• [Data entries for graphics]
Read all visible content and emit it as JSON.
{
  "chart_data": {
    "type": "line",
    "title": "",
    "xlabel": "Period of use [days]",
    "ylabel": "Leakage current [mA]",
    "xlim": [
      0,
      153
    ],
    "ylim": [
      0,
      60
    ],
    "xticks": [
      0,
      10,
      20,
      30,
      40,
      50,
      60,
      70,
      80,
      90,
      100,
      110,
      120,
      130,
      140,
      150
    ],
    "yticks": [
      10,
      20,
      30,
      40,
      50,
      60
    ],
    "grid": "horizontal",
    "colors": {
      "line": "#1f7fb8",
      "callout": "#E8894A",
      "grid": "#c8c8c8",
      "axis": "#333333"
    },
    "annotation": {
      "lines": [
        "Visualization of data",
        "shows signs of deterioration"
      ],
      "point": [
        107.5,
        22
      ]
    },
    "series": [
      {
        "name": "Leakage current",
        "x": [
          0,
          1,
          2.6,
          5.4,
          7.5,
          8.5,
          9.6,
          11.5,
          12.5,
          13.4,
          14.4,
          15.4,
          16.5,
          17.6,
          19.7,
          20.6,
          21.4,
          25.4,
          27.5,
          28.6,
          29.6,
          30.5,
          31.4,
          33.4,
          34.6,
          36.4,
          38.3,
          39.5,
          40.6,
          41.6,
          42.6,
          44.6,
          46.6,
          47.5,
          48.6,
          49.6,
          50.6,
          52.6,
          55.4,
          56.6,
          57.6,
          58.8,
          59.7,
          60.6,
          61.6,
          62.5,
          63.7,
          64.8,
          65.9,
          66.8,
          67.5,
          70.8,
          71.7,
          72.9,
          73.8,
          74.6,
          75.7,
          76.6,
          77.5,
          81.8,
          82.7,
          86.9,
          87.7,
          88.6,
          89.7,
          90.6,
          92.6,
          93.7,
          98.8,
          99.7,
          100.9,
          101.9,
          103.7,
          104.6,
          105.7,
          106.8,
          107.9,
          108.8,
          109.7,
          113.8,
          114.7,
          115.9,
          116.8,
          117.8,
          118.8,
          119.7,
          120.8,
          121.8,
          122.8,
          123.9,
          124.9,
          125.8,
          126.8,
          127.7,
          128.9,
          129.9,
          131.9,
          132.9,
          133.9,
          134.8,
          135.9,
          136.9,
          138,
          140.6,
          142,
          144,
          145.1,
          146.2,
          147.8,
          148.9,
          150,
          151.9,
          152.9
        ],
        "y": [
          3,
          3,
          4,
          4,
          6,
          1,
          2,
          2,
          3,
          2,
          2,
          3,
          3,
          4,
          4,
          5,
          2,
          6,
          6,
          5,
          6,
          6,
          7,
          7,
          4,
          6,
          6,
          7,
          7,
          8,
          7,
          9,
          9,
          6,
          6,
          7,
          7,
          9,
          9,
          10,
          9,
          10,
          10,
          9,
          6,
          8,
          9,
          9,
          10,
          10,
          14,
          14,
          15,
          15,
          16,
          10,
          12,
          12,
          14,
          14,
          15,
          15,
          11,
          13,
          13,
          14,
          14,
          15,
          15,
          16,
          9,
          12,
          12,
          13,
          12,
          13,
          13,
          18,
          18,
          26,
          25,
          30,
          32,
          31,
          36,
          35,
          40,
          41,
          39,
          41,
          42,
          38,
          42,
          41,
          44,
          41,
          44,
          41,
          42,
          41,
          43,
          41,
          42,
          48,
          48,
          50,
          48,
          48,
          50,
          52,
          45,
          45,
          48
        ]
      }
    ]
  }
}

• [WRITTEN INSTRUCTION] Give the entries again in full, exactly as they are written.

• [ANSWER FOR THE TASK]
Read all visible content and emit it as JSON.
{
  "chart_data": {
    "type": "line",
    "title": "",
    "xlabel": "Period of use [days]",
    "ylabel": "Leakage current [mA]",
    "xlim": [
      0,
      153
    ],
    "ylim": [
      0,
      60
    ],
    "xticks": [
      0,
      10,
      20,
      30,
      40,
      50,
      60,
      70,
      80,
      90,
      100,
      110,
      120,
      130,
      140,
      150
    ],
    "yticks": [
      10,
      20,
      30,
      40,
      50,
      60
    ],
    "grid": "horizontal",
    "colors": {
      "line": "#1f7fb8",
      "callout": "#E8894A",
      "grid": "#c8c8c8",
      "axis": "#333333"
    },
    "annotation": {
      "lines": [
        "Visualization of data",
        "shows signs of deterioration"
      ],
      "point": [
        107.5,
        22
      ]
    },
    "series": [
      {
        "name": "Leakage current",
        "x": [
          0,
          1,
          2.6,
          5.4,
          7.5,
          8.5,
          9.6,
          11.5,
          12.5,
          13.4,
          14.4,
          15.4,
          16.5,
          17.6,
          19.7,
          20.6,
          21.4,
          25.4,
          27.5,
          28.6,
          29.6,
          30.5,
          31.4,
          33.4,
          34.6,
          36.4,
          38.3,
          39.5,
          40.6,
          41.6,
          42.6,
          44.6,
          46.6,
          47.5,
          48.6,
          49.6,
          50.6,
          52.6,
          55.4,
          56.6,
          57.6,
          58.8,
          59.7,
          60.6,
          61.6,
          62.5,
          63.7,
          64.8,
          65.9,
          66.8,
          67.5,
          70.8,
          71.7,
          72.9,
          73.8,
          74.6,
          75.7,
          76.6,
          77.5,
          81.8,
          82.7,
          86.9,
          87.7,
          88.6,
          89.7,
          90.6,
          92.6,
          93.7,
          98.8,
          99.7,
          100.9,
          101.9,
          103.7,
          104.6,
          105.7,
          106.8,
          107.9,
          108.8,
          109.7,
          113.8,
          114.7,
          115.9,
          116.8,
          117.8,
          118.8,
          119.7,
          120.8,
          121.8,
          122.8,
          123.9,
          124.9,
          125.8,
          126.8,
          127.7,
          128.9,
          129.9,
          131.9,
          132.9,
          133.9,
          134.8,
          135.9,
          136.9,
          138,
          140.6,
          142,
          144,
          145.1,
          146.2,
          147.8,
          148.9,
          150,
          151.9,
          152.9
        ],
        "y": [
          3,
          3,
          4,
          4,
          6,
          1,
          2,
          2,
          3,
          2,
          2,
          3,
          3,
          4,
          4,
          5,
          2,
          6,
          6,
          5,
          6,
          6,
          7,
          7,
          4,
          6,
          6,
          7,
          7,
          8,
          7,
          9,
          9,
          6,
          6,
          7,
          7,
          9,
          9,
          10,
          9,
          10,
          10,
          9,
          6,
          8,
          9,
          9,
          10,
          10,
          14,
          14,
          15,
          15,
          16,
          10,
          12,
          12,
          14,
          14,
          15,
          15,
          11,
          13,
          13,
          14,
          14,
          15,
          15,
          16,
          9,
          12,
          12,
          13,
          12,
          13,
          13,
          18,
          18,
          26,
          25,
          30,
          32,
          31,
          36,
          35,
          40,
          41,
          39,
          41,
          42,
          38,
          42,
          41,
          44,
          41,
          44,
          41,
          42,
          41,
          43,
          41,
          42,
          48,
          48,
          50,
          48,
          48,
          50,
          52,
          45,
          45,
          48
        ]
      }
    ]
  }
}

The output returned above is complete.